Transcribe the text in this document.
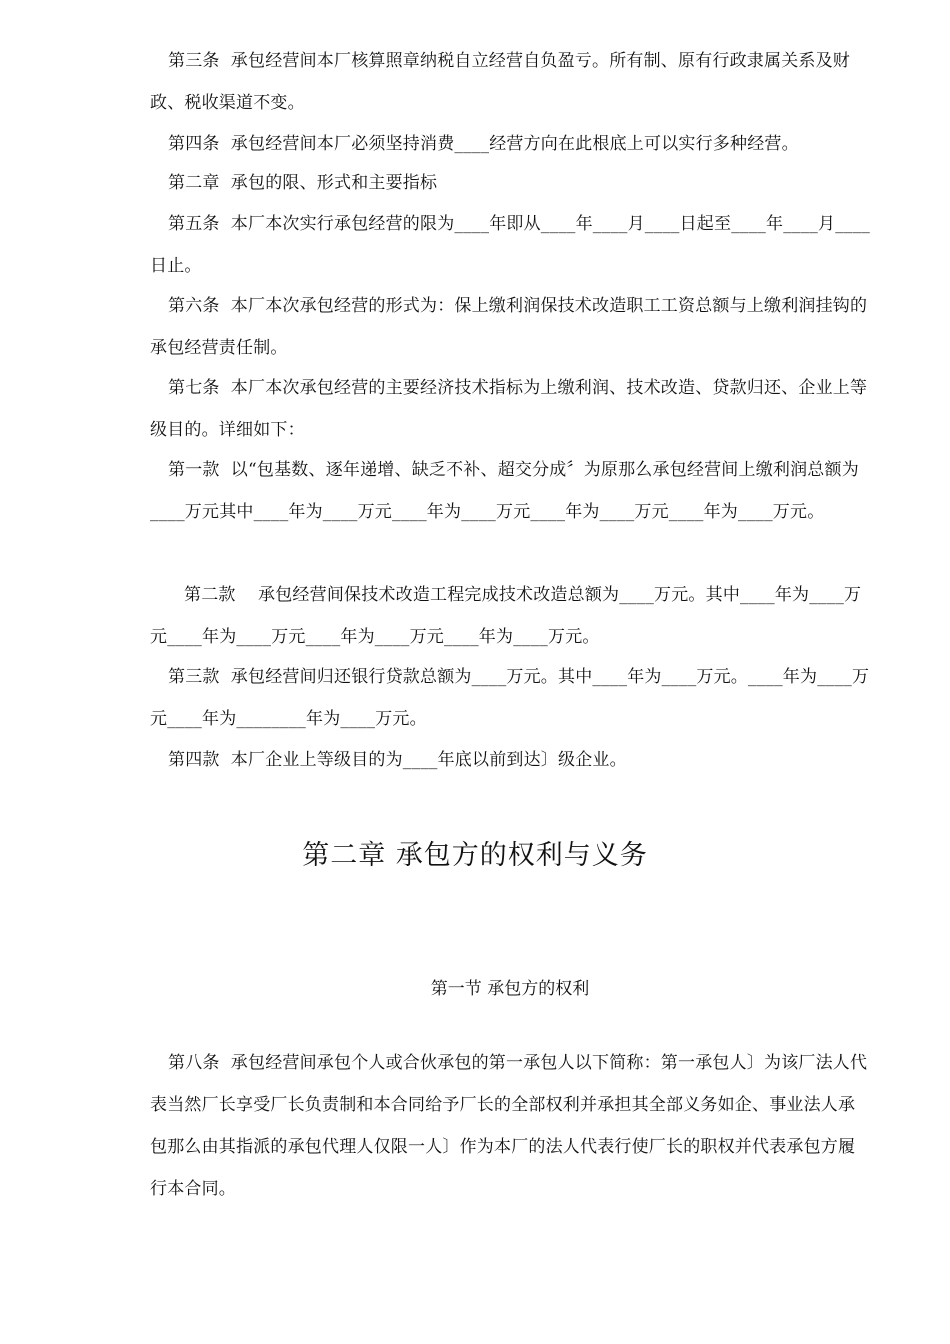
第三条  承包经营间本厂核算照章纳税自立经营自负盈亏。所有制、原有行政隶属关系及财政、税收渠道不变。
第四条  承包经营间本厂必须坚持消费____经营方向在此根底上可以实行多种经营。
第二章  承包的限、形式和主要指标
第五条  本厂本次实行承包经营的限为____年即从____年____月____日起至____年____月____日止。
第六条  本厂本次承包经营的形式为：保上缴利润保技术改造职工工资总额与上缴利润挂钩的承包经营责任制。
第七条  本厂本次承包经营的主要经济技术指标为上缴利润、技术改造、贷款归还、企业上等级目的。详细如下：
第一款  以“包基数、逐年递增、缺乏不补、超交分成〞为原那么承包经营间上缴利润总额为____万元其中____年为____万元____年为____万元____年为____万元____年为____万元。
第二款    承包经营间保技术改造工程完成技术改造总额为____万元。其中____年为____万元____年为____万元____年为____万元____年为____万元。
第三款  承包经营间归还银行贷款总额为____万元。其中____年为____万元。____年为____万元____年为________年为____万元。
第四款  本厂企业上等级目的为____年底以前到达〕级企业。
第二章 承包方的权利与义务
第一节 承包方的权利
第八条  承包经营间承包个人或合伙承包的第一承包人以下简称：第一承包人〕为该厂法人代表当然厂长享受厂长负责制和本合同给予厂长的全部权利并承担其全部义务如企、事业法人承包那么由其指派的承包代理人仅限一人〕作为本厂的法人代表行使厂长的职权并代表承包方履行本合同。
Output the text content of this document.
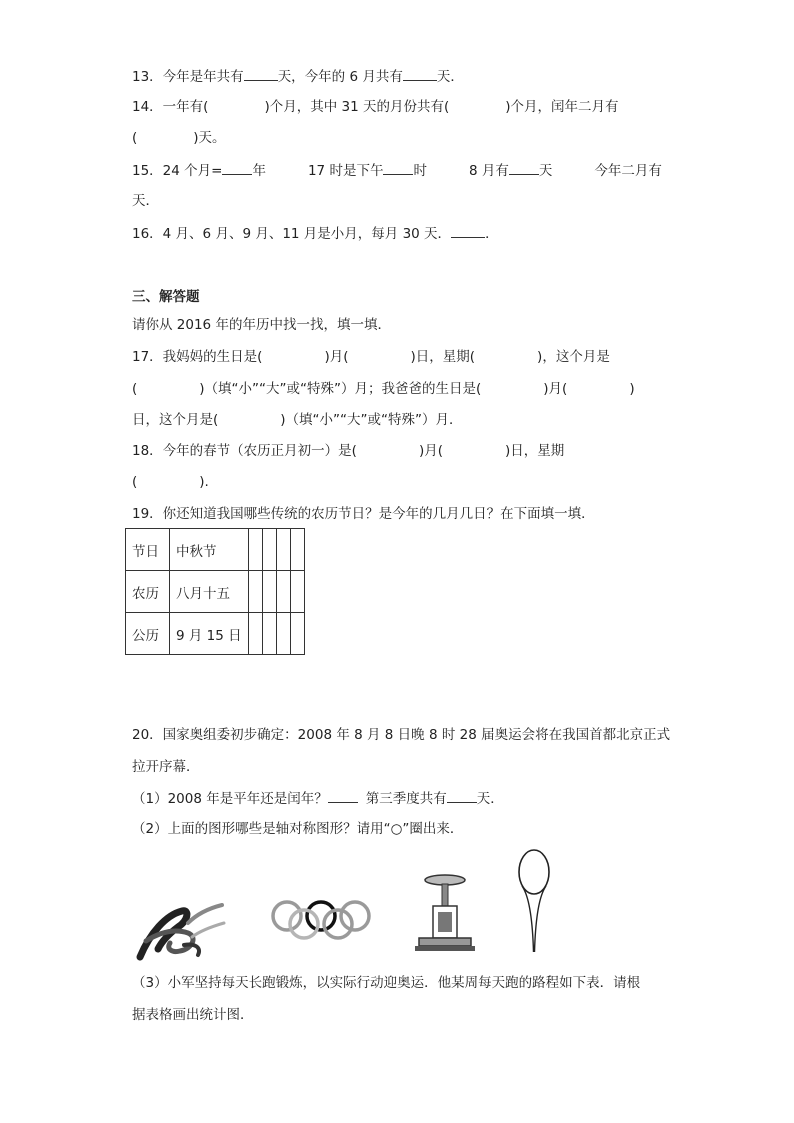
13．今年是年共有	天，今年的 6 月共有	天．
14．一年有(	)个月，其中 31 天的月份共有(	)个月，闰年二月有
(	)天。
15．24 个月= 年	17 时是下午 时	8 月有 天	今年二月有
天．
16．4 月、6 月、9 月、11 月是小月，每月 30 天．	．
三、解答题
请你从 2016 年的年历中找一找，填一填．
17．我妈妈的生日是(	)月(	)日，星期(	)，这个月是
(	)（填“小”“大”或“特殊”）月；我爸爸的生日是(	)月(	)
日，这个月是(	)（填“小”“大”或“特殊”）月．
18．今年的春节（农历正月初一）是(	)月(	)日，星期
(	).
19．你还知道我国哪些传统的农历节日？是今年的几月几日？在下面填一填．
节日	中秋节				
农历	八月十五				
公历	9 月 15 日				
20．国家奥组委初步确定：2008 年 8 月 8 日晚 8 时 28 届奥运会将在我国首都北京正式
拉开序幕．
（1）2008 年是平年还是闰年？	第三季度共有 天．
（2）上面的图形哪些是轴对称图形？请用“○”圈出来．
（3）小军坚持每天长跑锻炼，以实际行动迎奥运．他某周每天跑的路程如下表．请根
据表格画出统计图．
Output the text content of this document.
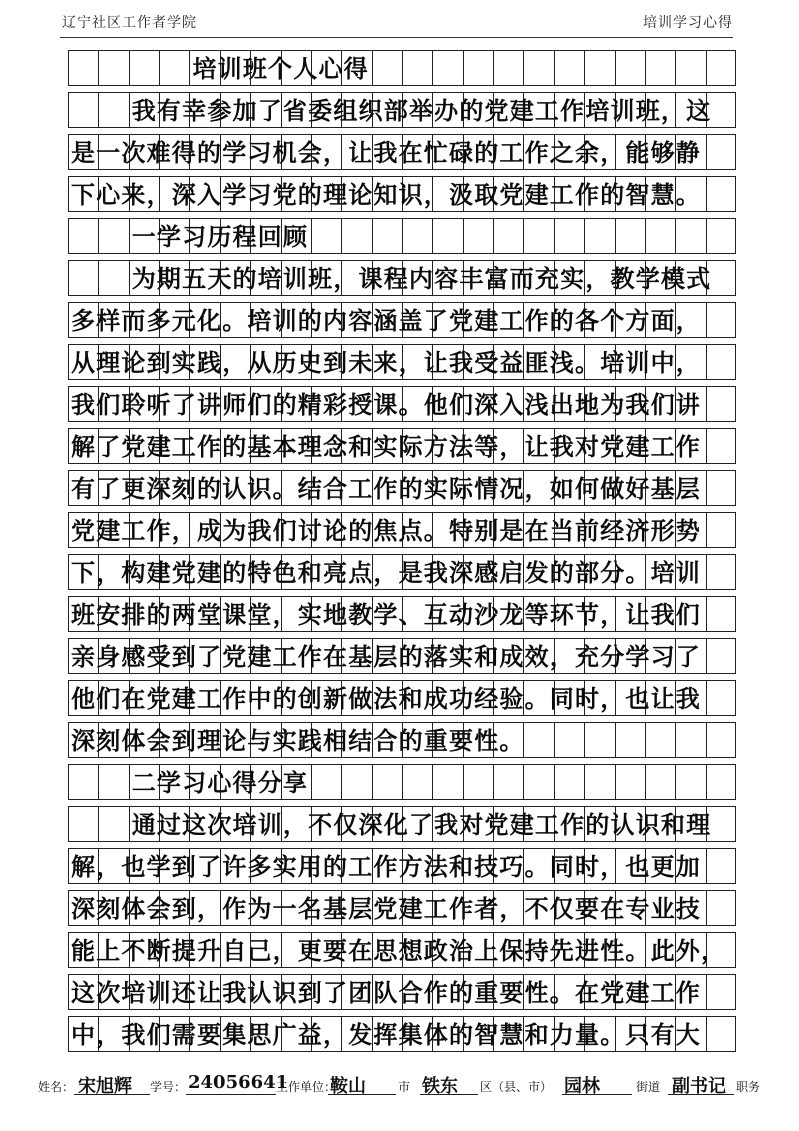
辽宁社区工作者学院	培训学习心得
培训班个人心得
我有幸参加了省委组织部举办的党建工作培训班，这
是一次难得的学习机会，让我在忙碌的工作之余，能够静
下心来，深入学习党的理论知识，汲取党建工作的智慧。
一学习历程回顾
为期五天的培训班，课程内容丰富而充实，教学模式
多样而多元化。培训的内容涵盖了党建工作的各个方面，
从理论到实践，从历史到未来，让我受益匪浅。培训中，
我们聆听了讲师们的精彩授课。他们深入浅出地为我们讲
解了党建工作的基本理念和实际方法等，让我对党建工作
有了更深刻的认识。结合工作的实际情况，如何做好基层
党建工作，成为我们讨论的焦点。特别是在当前经济形势
下，构建党建的特色和亮点，是我深感启发的部分。培训
班安排的两堂课堂，实地教学、互动沙龙等环节，让我们
亲身感受到了党建工作在基层的落实和成效，充分学习了
他们在党建工作中的创新做法和成功经验。同时，也让我
深刻体会到理论与实践相结合的重要性。
二学习心得分享
通过这次培训，不仅深化了我对党建工作的认识和理
解，也学到了许多实用的工作方法和技巧。同时，也更加
深刻体会到，作为一名基层党建工作者，不仅要在专业技
能上不断提升自己，更要在思想政治上保持先进性。此外，
这次培训还让我认识到了团队合作的重要性。在党建工作
中，我们需要集思广益，发挥集体的智慧和力量。只有大
姓名： 宋旭辉 学号： 24056641
工作单位：
鞍山	市 铁东 区（县、市） 园林	街道 副书记 职务
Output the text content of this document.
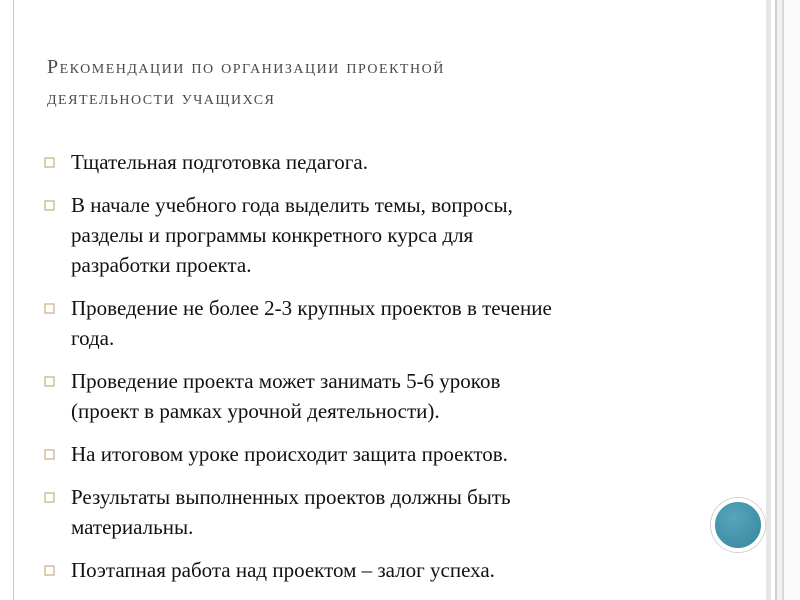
Рекомендации по организации проектной
деятельности учащихся
Тщательная подготовка педагога.
В начале учебного года выделить темы, вопросы,
разделы и программы конкретного курса для
разработки проекта.
Проведение не более 2-3 крупных проектов в течение
года.
Проведение проекта может занимать 5-6 уроков
(проект в рамках урочной деятельности).
На итоговом уроке происходит защита проектов.
Результаты выполненных проектов должны быть
материальны.
Поэтапная работа над проектом – залог успеха.
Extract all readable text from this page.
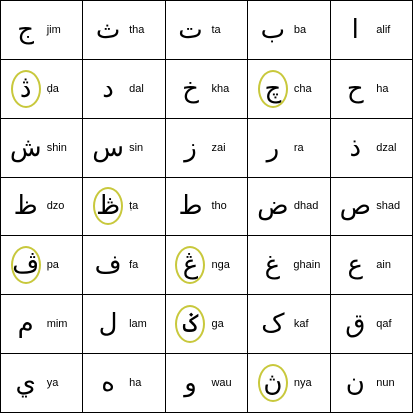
ج jim	ث tha	ت ta	ب ba	ا alif
ڎ ḍa	د dal	خ kha	چ cha	ح ha
ش shin س sin	ز zai	ر ra	ذ dzal
ظ dzo	ڟ ṭa	ط tho	ض dhad ص shad
ڤ pa	ف fa	ڠ nga غ ghain ع ain
م mim ل lam	ݢ ga	ک kaf	ق qaf
ي ya	ه ha	و wau ڽ nya	ن nun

--------------------

Report how many lines hold the string "Проведение", giving the number and nothing else.

2